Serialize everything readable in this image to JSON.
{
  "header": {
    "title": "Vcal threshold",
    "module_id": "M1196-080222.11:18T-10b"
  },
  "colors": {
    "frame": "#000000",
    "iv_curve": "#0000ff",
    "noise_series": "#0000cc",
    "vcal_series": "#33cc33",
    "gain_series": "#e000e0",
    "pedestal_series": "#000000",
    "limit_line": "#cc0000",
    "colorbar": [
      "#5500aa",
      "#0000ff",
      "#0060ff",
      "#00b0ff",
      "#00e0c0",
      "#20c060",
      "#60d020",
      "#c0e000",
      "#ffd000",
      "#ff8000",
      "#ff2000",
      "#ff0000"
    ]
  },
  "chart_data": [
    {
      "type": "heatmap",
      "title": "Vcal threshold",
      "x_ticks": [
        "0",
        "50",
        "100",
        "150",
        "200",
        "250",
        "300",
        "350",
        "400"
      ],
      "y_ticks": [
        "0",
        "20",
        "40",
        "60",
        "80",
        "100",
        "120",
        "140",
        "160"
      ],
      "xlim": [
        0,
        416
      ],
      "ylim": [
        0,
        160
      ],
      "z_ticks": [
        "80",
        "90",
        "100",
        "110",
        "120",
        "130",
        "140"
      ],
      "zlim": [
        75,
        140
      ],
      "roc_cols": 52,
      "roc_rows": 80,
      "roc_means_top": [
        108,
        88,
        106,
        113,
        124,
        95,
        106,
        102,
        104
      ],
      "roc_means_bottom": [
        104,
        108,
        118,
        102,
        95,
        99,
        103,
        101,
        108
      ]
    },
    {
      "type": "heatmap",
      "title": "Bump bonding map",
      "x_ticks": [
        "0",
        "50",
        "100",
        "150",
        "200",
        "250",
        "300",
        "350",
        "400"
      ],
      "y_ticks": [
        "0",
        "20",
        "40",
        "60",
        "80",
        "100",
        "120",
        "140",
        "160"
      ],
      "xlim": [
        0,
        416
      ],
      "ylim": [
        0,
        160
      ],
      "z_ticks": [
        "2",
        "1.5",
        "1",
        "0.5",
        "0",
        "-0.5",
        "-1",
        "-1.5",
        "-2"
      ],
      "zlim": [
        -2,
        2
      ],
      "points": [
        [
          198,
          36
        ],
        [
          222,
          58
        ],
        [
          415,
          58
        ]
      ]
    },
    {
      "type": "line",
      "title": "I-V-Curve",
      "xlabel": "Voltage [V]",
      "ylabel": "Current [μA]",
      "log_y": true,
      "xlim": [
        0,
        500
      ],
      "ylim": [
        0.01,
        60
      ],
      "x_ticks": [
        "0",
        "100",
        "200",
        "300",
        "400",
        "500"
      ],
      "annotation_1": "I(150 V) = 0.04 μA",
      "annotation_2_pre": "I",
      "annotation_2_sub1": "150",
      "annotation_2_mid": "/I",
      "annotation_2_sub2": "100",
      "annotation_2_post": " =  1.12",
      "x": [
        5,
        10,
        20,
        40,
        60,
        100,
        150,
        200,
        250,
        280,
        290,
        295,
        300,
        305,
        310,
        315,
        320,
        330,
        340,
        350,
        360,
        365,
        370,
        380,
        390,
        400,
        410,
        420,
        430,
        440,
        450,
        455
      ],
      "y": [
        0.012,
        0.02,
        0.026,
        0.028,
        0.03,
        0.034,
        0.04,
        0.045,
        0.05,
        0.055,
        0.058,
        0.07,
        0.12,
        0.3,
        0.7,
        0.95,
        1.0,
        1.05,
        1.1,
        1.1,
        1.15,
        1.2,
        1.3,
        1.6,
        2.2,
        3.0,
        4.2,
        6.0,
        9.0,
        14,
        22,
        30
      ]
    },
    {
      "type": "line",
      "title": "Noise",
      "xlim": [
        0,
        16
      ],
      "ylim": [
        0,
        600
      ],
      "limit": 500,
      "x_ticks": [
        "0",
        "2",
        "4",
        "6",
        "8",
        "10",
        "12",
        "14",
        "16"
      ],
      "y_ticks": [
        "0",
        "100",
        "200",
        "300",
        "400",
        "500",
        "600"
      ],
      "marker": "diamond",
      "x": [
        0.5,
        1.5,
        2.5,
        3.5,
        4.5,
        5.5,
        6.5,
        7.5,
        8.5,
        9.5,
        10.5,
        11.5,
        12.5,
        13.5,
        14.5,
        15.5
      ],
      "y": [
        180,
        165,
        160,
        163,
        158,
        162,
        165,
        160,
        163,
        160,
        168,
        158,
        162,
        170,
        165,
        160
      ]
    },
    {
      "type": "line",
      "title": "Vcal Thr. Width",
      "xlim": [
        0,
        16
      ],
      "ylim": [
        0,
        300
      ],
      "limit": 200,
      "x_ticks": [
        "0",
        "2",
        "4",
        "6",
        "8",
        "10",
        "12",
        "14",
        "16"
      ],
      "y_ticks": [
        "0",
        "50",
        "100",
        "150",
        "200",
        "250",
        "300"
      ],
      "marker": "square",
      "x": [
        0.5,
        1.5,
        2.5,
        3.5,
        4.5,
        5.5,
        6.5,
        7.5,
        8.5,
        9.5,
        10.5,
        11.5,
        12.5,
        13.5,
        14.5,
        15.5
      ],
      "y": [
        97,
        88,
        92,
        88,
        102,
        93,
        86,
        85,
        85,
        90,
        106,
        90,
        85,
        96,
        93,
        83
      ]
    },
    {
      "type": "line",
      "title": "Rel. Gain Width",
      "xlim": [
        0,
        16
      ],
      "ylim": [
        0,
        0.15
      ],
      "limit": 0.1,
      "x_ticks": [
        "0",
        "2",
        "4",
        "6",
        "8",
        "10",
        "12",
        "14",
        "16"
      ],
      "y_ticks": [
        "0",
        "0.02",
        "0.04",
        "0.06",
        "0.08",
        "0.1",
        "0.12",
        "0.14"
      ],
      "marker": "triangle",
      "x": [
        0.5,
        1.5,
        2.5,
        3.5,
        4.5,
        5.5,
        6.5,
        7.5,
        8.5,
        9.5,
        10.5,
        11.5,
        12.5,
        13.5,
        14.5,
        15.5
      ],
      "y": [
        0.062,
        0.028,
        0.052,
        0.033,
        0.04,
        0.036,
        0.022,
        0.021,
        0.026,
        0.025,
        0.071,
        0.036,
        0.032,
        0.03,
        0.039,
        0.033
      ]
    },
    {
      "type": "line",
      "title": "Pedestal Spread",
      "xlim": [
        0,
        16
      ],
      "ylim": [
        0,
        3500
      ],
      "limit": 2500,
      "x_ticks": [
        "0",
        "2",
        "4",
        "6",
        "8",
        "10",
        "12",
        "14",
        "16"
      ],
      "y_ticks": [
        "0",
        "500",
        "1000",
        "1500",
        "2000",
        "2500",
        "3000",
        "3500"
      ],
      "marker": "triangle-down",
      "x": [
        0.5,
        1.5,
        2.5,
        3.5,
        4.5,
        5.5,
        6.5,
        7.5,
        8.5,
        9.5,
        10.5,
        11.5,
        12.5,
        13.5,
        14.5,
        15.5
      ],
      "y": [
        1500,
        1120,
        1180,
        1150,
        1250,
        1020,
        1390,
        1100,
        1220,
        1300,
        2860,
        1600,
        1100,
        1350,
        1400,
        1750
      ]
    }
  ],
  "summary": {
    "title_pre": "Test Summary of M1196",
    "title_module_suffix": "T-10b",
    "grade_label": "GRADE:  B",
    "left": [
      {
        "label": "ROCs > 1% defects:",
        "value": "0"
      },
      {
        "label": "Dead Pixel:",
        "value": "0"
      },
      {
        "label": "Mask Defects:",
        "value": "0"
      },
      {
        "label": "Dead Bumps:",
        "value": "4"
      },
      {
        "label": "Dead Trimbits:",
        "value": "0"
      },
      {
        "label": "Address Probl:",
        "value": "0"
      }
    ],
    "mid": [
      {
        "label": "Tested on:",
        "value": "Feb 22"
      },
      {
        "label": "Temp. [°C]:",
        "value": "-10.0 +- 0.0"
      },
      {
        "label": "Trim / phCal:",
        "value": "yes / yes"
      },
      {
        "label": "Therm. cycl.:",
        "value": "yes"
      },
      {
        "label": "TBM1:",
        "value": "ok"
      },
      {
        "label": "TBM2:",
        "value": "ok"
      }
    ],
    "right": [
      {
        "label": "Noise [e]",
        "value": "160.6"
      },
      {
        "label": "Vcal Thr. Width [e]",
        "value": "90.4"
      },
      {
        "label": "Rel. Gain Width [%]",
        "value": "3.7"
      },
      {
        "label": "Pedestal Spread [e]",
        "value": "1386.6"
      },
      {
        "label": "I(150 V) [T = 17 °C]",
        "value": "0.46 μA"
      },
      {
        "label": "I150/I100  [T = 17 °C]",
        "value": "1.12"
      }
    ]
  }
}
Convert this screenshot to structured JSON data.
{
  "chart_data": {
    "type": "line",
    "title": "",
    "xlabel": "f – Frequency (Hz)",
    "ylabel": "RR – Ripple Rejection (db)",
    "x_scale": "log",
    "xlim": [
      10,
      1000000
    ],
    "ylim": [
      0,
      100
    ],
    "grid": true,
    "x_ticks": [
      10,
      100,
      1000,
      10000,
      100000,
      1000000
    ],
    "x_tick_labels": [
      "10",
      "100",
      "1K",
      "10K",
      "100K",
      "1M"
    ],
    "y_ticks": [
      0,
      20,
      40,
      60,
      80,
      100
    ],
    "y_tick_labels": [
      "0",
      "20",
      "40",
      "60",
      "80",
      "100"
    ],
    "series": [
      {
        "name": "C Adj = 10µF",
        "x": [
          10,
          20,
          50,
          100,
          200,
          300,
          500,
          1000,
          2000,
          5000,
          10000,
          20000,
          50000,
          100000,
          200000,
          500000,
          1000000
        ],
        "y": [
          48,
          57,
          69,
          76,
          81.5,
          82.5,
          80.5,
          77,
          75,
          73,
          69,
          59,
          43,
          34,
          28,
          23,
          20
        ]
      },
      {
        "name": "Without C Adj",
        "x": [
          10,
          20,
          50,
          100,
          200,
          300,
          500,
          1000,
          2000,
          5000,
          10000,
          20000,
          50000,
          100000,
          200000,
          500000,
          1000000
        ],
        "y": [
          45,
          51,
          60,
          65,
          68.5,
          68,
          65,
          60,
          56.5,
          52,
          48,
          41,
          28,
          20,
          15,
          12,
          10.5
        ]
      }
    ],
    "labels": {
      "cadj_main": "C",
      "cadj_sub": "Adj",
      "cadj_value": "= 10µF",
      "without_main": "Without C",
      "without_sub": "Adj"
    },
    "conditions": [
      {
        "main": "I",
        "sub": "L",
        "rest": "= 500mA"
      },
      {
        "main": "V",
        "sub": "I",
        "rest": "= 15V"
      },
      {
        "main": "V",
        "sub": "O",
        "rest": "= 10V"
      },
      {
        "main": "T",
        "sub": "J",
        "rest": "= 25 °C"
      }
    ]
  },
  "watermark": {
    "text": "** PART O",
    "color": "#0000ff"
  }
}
————————
The exercise - Using the listing above, say how many of its lines contain the string "Dead", giving nothing but the figure.

The solution - 3